--- Start of The input ---

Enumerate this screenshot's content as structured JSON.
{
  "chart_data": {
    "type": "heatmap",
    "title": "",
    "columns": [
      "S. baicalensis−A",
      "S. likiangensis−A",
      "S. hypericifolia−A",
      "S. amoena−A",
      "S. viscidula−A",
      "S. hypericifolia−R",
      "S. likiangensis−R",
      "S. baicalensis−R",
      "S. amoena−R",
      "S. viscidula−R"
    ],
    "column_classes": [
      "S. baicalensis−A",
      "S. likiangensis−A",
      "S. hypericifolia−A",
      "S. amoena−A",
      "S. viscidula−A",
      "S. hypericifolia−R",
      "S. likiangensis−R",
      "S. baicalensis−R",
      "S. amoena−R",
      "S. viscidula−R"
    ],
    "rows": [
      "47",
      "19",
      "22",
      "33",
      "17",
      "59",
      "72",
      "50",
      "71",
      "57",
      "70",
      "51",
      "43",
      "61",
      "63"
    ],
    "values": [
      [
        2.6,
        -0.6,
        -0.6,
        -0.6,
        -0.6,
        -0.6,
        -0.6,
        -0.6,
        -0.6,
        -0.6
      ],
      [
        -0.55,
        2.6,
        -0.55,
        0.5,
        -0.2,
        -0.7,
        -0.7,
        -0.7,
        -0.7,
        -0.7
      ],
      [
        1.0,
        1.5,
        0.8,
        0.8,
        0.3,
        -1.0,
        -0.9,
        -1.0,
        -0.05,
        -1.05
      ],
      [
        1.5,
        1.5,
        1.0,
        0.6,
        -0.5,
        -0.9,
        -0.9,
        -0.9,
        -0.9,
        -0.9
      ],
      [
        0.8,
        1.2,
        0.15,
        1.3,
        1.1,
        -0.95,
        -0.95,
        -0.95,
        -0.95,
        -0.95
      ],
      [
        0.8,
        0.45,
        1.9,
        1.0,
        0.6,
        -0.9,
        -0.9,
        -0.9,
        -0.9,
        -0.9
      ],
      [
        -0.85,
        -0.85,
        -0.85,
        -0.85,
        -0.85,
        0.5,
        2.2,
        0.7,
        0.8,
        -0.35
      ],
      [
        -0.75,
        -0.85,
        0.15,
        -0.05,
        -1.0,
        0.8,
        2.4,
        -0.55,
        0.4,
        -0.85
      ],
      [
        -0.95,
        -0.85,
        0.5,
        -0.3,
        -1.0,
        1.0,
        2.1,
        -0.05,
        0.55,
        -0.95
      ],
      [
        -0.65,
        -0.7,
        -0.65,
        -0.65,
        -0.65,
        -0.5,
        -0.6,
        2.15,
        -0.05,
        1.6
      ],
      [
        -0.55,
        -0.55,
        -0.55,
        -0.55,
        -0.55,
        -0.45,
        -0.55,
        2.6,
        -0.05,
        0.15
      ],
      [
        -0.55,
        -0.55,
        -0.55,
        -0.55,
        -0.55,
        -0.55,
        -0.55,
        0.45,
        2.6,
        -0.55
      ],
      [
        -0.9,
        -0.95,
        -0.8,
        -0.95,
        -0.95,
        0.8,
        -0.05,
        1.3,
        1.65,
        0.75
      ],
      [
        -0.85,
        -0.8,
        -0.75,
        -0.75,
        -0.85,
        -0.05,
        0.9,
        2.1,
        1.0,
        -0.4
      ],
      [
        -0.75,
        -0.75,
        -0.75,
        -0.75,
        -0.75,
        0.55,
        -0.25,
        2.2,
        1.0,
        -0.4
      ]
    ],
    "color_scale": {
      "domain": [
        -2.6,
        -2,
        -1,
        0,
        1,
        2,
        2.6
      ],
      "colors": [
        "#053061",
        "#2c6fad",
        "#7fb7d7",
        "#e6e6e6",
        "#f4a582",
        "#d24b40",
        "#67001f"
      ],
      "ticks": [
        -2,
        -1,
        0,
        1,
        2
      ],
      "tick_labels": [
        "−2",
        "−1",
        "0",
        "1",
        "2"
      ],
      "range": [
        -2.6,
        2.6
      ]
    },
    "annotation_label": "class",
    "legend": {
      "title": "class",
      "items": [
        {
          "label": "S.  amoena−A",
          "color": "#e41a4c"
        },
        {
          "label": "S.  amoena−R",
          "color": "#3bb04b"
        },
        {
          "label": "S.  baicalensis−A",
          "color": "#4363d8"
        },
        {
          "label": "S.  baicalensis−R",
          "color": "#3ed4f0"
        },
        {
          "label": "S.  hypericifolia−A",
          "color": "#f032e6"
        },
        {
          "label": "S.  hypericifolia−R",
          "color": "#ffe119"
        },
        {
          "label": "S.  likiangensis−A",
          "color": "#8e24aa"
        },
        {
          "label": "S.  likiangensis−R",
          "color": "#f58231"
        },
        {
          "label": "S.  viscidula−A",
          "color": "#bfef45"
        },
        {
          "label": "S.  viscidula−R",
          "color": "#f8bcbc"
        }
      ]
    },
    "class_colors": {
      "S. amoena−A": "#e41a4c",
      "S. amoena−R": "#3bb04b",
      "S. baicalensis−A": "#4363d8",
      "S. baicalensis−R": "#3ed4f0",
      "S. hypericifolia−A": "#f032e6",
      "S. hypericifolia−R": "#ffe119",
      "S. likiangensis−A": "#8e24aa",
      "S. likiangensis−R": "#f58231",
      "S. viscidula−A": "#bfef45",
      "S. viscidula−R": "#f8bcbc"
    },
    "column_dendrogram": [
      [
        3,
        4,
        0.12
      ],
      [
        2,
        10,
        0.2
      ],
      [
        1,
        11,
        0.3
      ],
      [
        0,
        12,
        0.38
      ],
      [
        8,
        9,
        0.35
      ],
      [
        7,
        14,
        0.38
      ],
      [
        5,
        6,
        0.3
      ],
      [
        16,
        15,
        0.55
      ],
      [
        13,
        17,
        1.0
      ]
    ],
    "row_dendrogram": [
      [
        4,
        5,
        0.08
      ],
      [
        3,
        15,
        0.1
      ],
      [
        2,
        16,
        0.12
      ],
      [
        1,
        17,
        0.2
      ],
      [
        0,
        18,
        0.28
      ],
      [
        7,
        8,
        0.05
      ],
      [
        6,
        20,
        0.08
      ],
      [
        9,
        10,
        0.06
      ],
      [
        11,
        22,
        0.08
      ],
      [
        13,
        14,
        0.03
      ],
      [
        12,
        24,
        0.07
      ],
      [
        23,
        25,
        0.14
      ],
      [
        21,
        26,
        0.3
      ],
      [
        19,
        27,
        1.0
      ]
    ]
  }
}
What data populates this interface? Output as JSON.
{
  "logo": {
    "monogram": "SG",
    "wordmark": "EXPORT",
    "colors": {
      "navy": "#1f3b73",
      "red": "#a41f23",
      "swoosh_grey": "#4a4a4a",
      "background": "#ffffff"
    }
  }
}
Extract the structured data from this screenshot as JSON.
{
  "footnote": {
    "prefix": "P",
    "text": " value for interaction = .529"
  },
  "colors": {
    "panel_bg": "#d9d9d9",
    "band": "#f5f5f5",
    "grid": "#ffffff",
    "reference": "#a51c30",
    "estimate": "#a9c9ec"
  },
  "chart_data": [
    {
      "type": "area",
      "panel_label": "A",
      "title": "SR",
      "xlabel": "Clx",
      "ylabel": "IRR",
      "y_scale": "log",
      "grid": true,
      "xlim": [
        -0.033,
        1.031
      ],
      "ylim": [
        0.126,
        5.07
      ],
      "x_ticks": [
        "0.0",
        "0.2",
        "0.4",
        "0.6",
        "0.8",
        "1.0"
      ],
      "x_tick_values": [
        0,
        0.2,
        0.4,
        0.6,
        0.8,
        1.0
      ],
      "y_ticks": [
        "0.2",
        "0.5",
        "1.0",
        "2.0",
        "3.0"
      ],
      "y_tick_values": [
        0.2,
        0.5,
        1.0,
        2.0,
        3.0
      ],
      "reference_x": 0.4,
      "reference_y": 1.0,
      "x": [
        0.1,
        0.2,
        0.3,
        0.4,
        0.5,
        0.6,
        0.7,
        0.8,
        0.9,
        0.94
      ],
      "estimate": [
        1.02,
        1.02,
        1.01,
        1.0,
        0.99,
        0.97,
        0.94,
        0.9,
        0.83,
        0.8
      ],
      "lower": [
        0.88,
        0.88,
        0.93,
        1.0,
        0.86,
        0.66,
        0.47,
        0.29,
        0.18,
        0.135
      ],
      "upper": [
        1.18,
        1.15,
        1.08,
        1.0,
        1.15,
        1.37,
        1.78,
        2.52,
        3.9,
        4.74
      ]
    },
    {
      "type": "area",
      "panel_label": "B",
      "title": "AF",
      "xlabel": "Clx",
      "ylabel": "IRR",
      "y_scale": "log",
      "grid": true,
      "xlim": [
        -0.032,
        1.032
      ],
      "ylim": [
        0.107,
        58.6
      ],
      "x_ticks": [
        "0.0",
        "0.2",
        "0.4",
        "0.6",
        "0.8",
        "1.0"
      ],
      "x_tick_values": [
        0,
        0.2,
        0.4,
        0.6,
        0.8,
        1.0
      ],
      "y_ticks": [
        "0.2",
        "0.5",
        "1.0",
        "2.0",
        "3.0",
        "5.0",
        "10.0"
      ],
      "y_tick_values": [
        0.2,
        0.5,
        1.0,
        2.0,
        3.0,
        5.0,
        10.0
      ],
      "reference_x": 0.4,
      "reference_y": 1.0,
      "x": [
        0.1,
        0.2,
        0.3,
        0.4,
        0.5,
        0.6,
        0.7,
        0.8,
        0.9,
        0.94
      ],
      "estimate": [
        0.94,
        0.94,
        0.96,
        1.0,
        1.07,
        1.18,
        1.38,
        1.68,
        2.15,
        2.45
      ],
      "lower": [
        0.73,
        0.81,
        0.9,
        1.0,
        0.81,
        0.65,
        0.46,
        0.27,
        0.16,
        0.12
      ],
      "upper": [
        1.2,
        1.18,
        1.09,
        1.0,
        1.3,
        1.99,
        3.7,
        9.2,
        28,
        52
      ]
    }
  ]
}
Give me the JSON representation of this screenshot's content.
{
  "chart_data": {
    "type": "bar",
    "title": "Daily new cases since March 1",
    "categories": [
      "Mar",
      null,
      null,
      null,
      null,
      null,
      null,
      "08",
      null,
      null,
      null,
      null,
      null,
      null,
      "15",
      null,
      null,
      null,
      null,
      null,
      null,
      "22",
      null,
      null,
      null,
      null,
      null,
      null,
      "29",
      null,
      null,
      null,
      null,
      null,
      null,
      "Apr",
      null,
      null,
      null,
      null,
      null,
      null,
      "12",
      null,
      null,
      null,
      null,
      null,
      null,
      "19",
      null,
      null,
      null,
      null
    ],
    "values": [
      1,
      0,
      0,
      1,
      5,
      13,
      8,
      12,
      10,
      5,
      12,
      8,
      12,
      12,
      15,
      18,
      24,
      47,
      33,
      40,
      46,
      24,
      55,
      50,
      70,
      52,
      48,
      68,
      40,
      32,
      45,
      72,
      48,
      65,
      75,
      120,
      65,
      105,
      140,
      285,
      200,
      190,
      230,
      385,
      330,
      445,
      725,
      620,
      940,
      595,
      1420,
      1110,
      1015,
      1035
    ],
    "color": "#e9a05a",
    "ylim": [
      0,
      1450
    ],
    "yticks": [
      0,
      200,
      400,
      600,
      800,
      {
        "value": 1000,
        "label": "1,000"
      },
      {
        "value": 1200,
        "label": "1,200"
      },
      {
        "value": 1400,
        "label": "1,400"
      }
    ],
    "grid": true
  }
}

--- End of The input ---

### Problem statement
Every line holding "screenshot" should be copied out.

### Full response
Enumerate this screenshot's content as structured JSON.
Extract the structured data from this screenshot as JSON.
Give me the JSON representation of this screenshot's content.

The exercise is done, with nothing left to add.